— Start Data to use —

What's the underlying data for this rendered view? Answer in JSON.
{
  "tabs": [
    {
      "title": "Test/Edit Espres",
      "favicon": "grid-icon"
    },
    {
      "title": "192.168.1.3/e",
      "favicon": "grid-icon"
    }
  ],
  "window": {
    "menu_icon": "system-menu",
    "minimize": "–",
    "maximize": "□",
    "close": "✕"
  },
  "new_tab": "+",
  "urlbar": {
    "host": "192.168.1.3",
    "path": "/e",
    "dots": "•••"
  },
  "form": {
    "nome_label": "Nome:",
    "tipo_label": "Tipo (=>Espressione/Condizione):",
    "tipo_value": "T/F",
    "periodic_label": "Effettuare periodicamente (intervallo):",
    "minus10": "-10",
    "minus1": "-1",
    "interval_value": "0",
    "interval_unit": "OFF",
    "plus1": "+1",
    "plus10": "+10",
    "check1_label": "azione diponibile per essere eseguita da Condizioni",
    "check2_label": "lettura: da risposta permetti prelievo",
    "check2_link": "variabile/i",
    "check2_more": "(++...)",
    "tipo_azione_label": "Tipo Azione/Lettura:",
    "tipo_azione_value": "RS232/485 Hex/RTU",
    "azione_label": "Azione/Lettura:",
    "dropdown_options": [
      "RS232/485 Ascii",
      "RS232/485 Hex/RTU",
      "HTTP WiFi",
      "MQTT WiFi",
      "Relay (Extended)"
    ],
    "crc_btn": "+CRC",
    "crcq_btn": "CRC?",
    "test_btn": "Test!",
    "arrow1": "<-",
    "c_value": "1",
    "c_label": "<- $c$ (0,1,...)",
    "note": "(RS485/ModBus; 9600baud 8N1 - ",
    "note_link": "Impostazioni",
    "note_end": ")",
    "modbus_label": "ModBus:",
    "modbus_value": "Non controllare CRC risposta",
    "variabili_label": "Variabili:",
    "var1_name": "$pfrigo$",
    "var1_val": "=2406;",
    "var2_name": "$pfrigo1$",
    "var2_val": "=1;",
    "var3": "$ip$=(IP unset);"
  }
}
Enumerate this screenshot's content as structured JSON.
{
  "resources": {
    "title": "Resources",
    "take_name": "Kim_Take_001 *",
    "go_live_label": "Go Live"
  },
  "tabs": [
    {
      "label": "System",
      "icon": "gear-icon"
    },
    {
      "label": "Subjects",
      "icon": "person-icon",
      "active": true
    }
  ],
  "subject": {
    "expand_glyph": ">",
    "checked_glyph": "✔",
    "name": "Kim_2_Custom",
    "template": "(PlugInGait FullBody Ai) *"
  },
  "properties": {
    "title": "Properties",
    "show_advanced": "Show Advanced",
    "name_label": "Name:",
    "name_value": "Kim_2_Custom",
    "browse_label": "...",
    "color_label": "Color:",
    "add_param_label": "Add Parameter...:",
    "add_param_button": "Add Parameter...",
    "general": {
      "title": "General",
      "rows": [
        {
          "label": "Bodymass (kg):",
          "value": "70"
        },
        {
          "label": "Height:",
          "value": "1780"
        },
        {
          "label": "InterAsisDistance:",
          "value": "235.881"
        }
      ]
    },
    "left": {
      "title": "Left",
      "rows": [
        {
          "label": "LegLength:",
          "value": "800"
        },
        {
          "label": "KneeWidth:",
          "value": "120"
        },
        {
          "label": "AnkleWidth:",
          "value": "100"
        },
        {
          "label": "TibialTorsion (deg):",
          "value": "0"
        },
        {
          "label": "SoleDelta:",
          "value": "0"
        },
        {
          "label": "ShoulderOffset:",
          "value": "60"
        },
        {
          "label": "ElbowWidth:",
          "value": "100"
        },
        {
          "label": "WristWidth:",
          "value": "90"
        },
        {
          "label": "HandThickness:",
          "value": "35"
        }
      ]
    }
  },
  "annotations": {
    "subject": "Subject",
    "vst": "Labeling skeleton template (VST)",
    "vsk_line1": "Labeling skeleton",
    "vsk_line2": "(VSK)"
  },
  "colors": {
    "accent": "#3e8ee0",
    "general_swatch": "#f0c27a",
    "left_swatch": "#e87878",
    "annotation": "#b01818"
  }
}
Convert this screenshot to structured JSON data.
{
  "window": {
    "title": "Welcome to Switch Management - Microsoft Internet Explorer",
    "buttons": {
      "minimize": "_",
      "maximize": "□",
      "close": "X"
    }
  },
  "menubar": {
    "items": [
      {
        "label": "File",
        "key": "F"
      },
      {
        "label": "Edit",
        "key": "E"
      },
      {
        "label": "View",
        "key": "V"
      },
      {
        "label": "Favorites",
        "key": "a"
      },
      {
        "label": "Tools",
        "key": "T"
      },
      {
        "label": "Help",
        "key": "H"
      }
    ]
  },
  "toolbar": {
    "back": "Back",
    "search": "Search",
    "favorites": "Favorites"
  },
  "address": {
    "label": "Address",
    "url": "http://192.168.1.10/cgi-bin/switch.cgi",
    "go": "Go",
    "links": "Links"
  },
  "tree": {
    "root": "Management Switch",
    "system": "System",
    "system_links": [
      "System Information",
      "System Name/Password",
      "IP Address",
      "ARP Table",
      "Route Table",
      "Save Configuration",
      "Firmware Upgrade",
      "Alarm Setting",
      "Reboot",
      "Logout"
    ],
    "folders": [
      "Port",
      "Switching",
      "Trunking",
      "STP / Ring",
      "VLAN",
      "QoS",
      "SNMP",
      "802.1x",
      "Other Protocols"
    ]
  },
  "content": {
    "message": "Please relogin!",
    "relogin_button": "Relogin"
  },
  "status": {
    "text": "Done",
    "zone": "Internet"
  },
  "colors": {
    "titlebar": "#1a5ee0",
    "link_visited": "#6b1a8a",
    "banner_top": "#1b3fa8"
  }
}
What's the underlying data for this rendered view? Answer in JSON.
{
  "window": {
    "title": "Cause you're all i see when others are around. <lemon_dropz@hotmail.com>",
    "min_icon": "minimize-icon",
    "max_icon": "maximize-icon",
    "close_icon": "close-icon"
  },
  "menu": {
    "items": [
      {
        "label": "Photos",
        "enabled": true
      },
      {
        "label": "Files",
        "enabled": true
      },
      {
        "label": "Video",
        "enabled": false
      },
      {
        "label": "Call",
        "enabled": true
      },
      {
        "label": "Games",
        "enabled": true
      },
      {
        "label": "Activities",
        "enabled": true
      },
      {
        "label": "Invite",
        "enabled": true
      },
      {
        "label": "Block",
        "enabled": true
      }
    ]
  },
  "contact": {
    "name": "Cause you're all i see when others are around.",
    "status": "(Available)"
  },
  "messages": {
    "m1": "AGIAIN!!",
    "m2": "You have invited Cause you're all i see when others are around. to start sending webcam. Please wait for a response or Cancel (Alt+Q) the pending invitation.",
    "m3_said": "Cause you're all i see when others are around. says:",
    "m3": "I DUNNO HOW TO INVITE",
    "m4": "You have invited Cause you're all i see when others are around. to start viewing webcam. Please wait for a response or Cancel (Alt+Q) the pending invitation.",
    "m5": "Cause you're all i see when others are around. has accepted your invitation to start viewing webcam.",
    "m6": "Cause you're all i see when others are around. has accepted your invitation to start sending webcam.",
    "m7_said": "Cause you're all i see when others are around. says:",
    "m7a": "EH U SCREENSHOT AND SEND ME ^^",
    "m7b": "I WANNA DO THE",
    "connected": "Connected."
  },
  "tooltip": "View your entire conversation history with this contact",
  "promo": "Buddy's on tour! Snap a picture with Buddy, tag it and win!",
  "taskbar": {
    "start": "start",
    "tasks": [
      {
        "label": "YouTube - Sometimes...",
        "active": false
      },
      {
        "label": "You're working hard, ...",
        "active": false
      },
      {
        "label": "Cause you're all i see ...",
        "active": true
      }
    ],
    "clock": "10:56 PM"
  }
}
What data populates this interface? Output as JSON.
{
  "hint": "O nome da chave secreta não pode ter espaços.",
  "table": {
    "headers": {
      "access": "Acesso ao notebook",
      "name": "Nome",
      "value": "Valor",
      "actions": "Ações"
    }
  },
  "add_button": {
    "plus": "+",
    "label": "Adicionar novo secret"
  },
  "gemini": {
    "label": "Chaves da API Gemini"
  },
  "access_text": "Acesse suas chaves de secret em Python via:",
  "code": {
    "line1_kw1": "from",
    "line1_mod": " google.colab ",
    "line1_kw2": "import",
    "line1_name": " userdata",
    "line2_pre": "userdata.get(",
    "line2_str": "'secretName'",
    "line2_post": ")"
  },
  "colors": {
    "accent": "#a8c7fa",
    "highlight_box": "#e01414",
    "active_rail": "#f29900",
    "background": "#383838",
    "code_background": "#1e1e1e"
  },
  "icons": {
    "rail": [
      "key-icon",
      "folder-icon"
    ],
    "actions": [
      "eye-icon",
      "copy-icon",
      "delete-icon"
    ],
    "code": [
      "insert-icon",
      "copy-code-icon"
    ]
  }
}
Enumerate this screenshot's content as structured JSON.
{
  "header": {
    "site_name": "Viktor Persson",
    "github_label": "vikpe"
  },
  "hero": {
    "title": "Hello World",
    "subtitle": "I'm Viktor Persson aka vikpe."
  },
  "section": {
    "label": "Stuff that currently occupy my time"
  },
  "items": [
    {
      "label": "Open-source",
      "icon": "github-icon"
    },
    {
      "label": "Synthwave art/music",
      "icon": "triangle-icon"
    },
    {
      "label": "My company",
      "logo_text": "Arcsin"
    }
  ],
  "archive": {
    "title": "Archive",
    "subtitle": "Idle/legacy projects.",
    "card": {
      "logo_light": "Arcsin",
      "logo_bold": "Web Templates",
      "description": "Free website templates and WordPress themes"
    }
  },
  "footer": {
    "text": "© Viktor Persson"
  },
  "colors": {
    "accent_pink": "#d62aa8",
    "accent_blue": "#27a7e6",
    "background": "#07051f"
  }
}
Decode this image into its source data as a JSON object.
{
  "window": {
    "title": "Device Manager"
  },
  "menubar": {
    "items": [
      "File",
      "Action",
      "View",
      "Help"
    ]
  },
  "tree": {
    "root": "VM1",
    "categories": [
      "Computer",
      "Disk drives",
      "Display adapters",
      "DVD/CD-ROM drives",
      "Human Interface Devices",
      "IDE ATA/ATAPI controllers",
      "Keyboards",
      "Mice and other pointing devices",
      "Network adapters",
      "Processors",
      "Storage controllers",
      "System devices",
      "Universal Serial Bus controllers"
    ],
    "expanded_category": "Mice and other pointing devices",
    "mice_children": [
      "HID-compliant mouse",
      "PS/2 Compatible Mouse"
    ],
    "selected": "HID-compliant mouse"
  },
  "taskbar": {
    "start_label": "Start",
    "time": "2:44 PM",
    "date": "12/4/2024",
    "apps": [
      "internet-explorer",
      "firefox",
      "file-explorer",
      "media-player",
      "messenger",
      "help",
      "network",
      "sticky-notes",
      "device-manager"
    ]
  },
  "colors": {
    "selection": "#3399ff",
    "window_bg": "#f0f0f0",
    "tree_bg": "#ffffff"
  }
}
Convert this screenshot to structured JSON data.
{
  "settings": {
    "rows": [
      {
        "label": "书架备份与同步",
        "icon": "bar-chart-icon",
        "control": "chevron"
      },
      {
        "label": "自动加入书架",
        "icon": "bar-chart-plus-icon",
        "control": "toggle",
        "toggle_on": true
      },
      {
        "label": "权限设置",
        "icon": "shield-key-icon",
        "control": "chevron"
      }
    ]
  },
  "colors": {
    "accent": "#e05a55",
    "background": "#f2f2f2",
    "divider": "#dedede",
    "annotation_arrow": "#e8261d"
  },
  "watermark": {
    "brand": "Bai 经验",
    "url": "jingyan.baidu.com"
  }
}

— End Data to use —

* What you should do: Go through the entries above and pull out each line with "invitation" in it.

* Output below:
    "m2": "You have invited Cause you're all i see when others are around. to start sending webcam. Please wait for a response or Cancel (Alt+Q) the pending invitation.",
    "m4": "You have invited Cause you're all i see when others are around. to start viewing webcam. Please wait for a response or Cancel (Alt+Q) the pending invitation.",
    "m5": "Cause you're all i see when others are around. has accepted your invitation to start viewing webcam.",
    "m6": "Cause you're all i see when others are around. has accepted your invitation to start sending webcam.",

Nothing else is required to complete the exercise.